OBJECTIVE:
The entries below are to be transcribed in full, without their images.

◆ ◆ ◆

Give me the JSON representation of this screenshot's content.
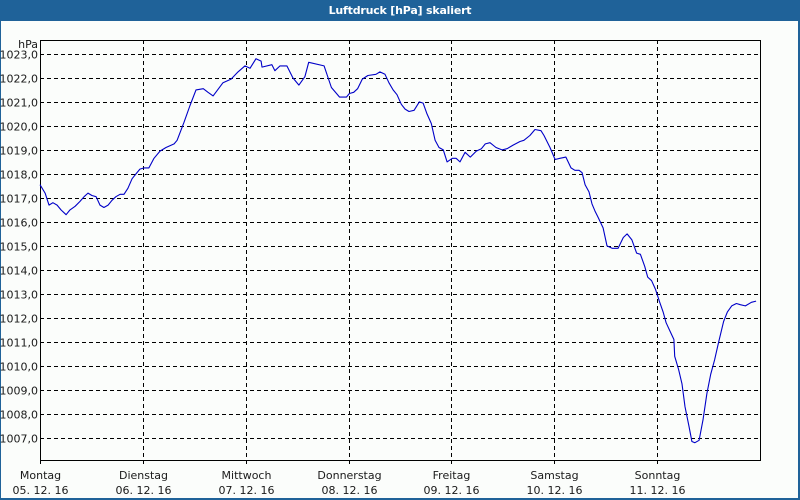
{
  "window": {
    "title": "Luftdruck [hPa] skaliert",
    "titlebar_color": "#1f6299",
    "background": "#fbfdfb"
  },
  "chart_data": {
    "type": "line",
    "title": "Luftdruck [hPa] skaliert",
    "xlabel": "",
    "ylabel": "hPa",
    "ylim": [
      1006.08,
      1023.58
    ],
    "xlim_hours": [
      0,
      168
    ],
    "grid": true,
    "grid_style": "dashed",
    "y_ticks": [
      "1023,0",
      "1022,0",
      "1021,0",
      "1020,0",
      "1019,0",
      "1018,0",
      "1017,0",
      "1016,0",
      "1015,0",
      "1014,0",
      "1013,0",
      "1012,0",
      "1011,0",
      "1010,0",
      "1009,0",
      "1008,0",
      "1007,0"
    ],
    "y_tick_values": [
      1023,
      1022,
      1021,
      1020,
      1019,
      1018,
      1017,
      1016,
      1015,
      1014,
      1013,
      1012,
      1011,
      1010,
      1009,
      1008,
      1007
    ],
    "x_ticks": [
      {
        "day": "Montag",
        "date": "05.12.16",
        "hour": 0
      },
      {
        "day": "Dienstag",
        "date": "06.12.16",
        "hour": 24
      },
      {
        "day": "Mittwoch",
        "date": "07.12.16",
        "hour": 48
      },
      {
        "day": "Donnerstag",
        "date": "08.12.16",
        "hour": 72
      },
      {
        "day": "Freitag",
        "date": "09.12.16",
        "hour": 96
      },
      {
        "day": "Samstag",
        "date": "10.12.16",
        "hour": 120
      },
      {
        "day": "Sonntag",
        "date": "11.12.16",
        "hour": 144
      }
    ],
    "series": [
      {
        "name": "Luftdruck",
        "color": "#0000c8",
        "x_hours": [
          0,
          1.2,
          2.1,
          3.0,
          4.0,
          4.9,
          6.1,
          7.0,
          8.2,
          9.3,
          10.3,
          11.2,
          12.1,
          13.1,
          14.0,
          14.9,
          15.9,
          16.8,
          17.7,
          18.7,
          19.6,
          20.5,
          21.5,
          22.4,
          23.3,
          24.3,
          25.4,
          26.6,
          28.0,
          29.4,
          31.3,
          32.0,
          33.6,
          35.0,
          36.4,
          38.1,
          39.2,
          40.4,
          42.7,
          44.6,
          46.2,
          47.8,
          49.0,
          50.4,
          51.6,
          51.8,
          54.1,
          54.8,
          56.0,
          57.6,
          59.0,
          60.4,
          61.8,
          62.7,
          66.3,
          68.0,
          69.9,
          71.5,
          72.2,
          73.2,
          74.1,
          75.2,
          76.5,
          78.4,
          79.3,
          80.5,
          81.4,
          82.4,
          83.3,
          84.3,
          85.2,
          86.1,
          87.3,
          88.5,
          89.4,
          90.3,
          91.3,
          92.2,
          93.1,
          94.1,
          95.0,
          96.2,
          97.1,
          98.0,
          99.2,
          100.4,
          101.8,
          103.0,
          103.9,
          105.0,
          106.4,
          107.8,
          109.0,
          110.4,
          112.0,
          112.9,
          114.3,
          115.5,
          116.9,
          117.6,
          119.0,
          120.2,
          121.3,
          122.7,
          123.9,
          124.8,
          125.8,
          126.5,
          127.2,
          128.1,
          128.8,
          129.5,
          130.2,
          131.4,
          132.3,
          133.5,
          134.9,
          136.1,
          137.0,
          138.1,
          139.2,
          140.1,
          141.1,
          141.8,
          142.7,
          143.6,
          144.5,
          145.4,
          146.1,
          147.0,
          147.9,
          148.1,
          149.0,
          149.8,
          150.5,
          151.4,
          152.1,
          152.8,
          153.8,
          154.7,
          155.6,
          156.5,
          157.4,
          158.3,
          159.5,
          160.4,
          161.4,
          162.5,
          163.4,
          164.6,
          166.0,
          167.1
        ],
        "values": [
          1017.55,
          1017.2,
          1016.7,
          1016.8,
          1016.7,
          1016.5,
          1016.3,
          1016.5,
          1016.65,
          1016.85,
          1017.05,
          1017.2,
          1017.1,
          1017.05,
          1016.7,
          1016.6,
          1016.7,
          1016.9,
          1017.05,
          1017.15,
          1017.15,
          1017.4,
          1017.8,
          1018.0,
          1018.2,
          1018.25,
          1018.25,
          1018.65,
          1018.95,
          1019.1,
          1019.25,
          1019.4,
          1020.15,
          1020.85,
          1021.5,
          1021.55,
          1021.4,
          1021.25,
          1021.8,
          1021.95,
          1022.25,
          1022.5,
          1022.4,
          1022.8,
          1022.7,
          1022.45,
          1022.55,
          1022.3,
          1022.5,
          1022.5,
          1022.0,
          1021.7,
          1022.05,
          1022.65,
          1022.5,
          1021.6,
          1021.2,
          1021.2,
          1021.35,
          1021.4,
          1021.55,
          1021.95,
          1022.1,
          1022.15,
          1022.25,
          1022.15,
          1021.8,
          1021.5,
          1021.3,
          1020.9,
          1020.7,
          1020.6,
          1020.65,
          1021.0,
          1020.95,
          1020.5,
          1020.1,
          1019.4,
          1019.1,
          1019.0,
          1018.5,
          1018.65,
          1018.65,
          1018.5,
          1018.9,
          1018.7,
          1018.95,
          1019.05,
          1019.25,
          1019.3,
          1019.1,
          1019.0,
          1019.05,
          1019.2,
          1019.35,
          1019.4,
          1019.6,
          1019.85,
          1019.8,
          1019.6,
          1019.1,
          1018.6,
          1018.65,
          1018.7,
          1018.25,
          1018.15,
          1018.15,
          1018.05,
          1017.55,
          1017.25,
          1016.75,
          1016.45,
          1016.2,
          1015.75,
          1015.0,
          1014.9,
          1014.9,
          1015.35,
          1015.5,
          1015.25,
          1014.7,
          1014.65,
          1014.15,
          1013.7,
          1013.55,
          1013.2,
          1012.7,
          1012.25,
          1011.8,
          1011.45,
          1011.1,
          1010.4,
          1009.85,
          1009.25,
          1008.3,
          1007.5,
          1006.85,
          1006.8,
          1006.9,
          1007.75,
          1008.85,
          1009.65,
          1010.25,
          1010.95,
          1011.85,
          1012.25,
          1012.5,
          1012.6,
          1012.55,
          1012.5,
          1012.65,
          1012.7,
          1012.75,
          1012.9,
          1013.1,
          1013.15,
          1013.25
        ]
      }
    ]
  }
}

◆ ◆ ◆

ANSWER BELOW:
Give me the JSON representation of this screenshot's content.
{
  "window": {
    "title": "Luftdruck [hPa] skaliert",
    "titlebar_color": "#1f6299",
    "background": "#fbfdfb"
  },
  "chart_data": {
    "type": "line",
    "title": "Luftdruck [hPa] skaliert",
    "xlabel": "",
    "ylabel": "hPa",
    "ylim": [
      1006.08,
      1023.58
    ],
    "xlim_hours": [
      0,
      168
    ],
    "grid": true,
    "grid_style": "dashed",
    "y_ticks": [
      "1023,0",
      "1022,0",
      "1021,0",
      "1020,0",
      "1019,0",
      "1018,0",
      "1017,0",
      "1016,0",
      "1015,0",
      "1014,0",
      "1013,0",
      "1012,0",
      "1011,0",
      "1010,0",
      "1009,0",
      "1008,0",
      "1007,0"
    ],
    "y_tick_values": [
      1023,
      1022,
      1021,
      1020,
      1019,
      1018,
      1017,
      1016,
      1015,
      1014,
      1013,
      1012,
      1011,
      1010,
      1009,
      1008,
      1007
    ],
    "x_ticks": [
      {
        "day": "Montag",
        "date": "05.12.16",
        "hour": 0
      },
      {
        "day": "Dienstag",
        "date": "06.12.16",
        "hour": 24
      },
      {
        "day": "Mittwoch",
        "date": "07.12.16",
        "hour": 48
      },
      {
        "day": "Donnerstag",
        "date": "08.12.16",
        "hour": 72
      },
      {
        "day": "Freitag",
        "date": "09.12.16",
        "hour": 96
      },
      {
        "day": "Samstag",
        "date": "10.12.16",
        "hour": 120
      },
      {
        "day": "Sonntag",
        "date": "11.12.16",
        "hour": 144
      }
    ],
    "series": [
      {
        "name": "Luftdruck",
        "color": "#0000c8",
        "x_hours": [
          0,
          1.2,
          2.1,
          3.0,
          4.0,
          4.9,
          6.1,
          7.0,
          8.2,
          9.3,
          10.3,
          11.2,
          12.1,
          13.1,
          14.0,
          14.9,
          15.9,
          16.8,
          17.7,
          18.7,
          19.6,
          20.5,
          21.5,
          22.4,
          23.3,
          24.3,
          25.4,
          26.6,
          28.0,
          29.4,
          31.3,
          32.0,
          33.6,
          35.0,
          36.4,
          38.1,
          39.2,
          40.4,
          42.7,
          44.6,
          46.2,
          47.8,
          49.0,
          50.4,
          51.6,
          51.8,
          54.1,
          54.8,
          56.0,
          57.6,
          59.0,
          60.4,
          61.8,
          62.7,
          66.3,
          68.0,
          69.9,
          71.5,
          72.2,
          73.2,
          74.1,
          75.2,
          76.5,
          78.4,
          79.3,
          80.5,
          81.4,
          82.4,
          83.3,
          84.3,
          85.2,
          86.1,
          87.3,
          88.5,
          89.4,
          90.3,
          91.3,
          92.2,
          93.1,
          94.1,
          95.0,
          96.2,
          97.1,
          98.0,
          99.2,
          100.4,
          101.8,
          103.0,
          103.9,
          105.0,
          106.4,
          107.8,
          109.0,
          110.4,
          112.0,
          112.9,
          114.3,
          115.5,
          116.9,
          117.6,
          119.0,
          120.2,
          121.3,
          122.7,
          123.9,
          124.8,
          125.8,
          126.5,
          127.2,
          128.1,
          128.8,
          129.5,
          130.2,
          131.4,
          132.3,
          133.5,
          134.9,
          136.1,
          137.0,
          138.1,
          139.2,
          140.1,
          141.1,
          141.8,
          142.7,
          143.6,
          144.5,
          145.4,
          146.1,
          147.0,
          147.9,
          148.1,
          149.0,
          149.8,
          150.5,
          151.4,
          152.1,
          152.8,
          153.8,
          154.7,
          155.6,
          156.5,
          157.4,
          158.3,
          159.5,
          160.4,
          161.4,
          162.5,
          163.4,
          164.6,
          166.0,
          167.1
        ],
        "values": [
          1017.55,
          1017.2,
          1016.7,
          1016.8,
          1016.7,
          1016.5,
          1016.3,
          1016.5,
          1016.65,
          1016.85,
          1017.05,
          1017.2,
          1017.1,
          1017.05,
          1016.7,
          1016.6,
          1016.7,
          1016.9,
          1017.05,
          1017.15,
          1017.15,
          1017.4,
          1017.8,
          1018.0,
          1018.2,
          1018.25,
          1018.25,
          1018.65,
          1018.95,
          1019.1,
          1019.25,
          1019.4,
          1020.15,
          1020.85,
          1021.5,
          1021.55,
          1021.4,
          1021.25,
          1021.8,
          1021.95,
          1022.25,
          1022.5,
          1022.4,
          1022.8,
          1022.7,
          1022.45,
          1022.55,
          1022.3,
          1022.5,
          1022.5,
          1022.0,
          1021.7,
          1022.05,
          1022.65,
          1022.5,
          1021.6,
          1021.2,
          1021.2,
          1021.35,
          1021.4,
          1021.55,
          1021.95,
          1022.1,
          1022.15,
          1022.25,
          1022.15,
          1021.8,
          1021.5,
          1021.3,
          1020.9,
          1020.7,
          1020.6,
          1020.65,
          1021.0,
          1020.95,
          1020.5,
          1020.1,
          1019.4,
          1019.1,
          1019.0,
          1018.5,
          1018.65,
          1018.65,
          1018.5,
          1018.9,
          1018.7,
          1018.95,
          1019.05,
          1019.25,
          1019.3,
          1019.1,
          1019.0,
          1019.05,
          1019.2,
          1019.35,
          1019.4,
          1019.6,
          1019.85,
          1019.8,
          1019.6,
          1019.1,
          1018.6,
          1018.65,
          1018.7,
          1018.25,
          1018.15,
          1018.15,
          1018.05,
          1017.55,
          1017.25,
          1016.75,
          1016.45,
          1016.2,
          1015.75,
          1015.0,
          1014.9,
          1014.9,
          1015.35,
          1015.5,
          1015.25,
          1014.7,
          1014.65,
          1014.15,
          1013.7,
          1013.55,
          1013.2,
          1012.7,
          1012.25,
          1011.8,
          1011.45,
          1011.1,
          1010.4,
          1009.85,
          1009.25,
          1008.3,
          1007.5,
          1006.85,
          1006.8,
          1006.9,
          1007.75,
          1008.85,
          1009.65,
          1010.25,
          1010.95,
          1011.85,
          1012.25,
          1012.5,
          1012.6,
          1012.55,
          1012.5,
          1012.65,
          1012.7,
          1012.75,
          1012.9,
          1013.1,
          1013.15,
          1013.25
        ]
      }
    ]
  }
}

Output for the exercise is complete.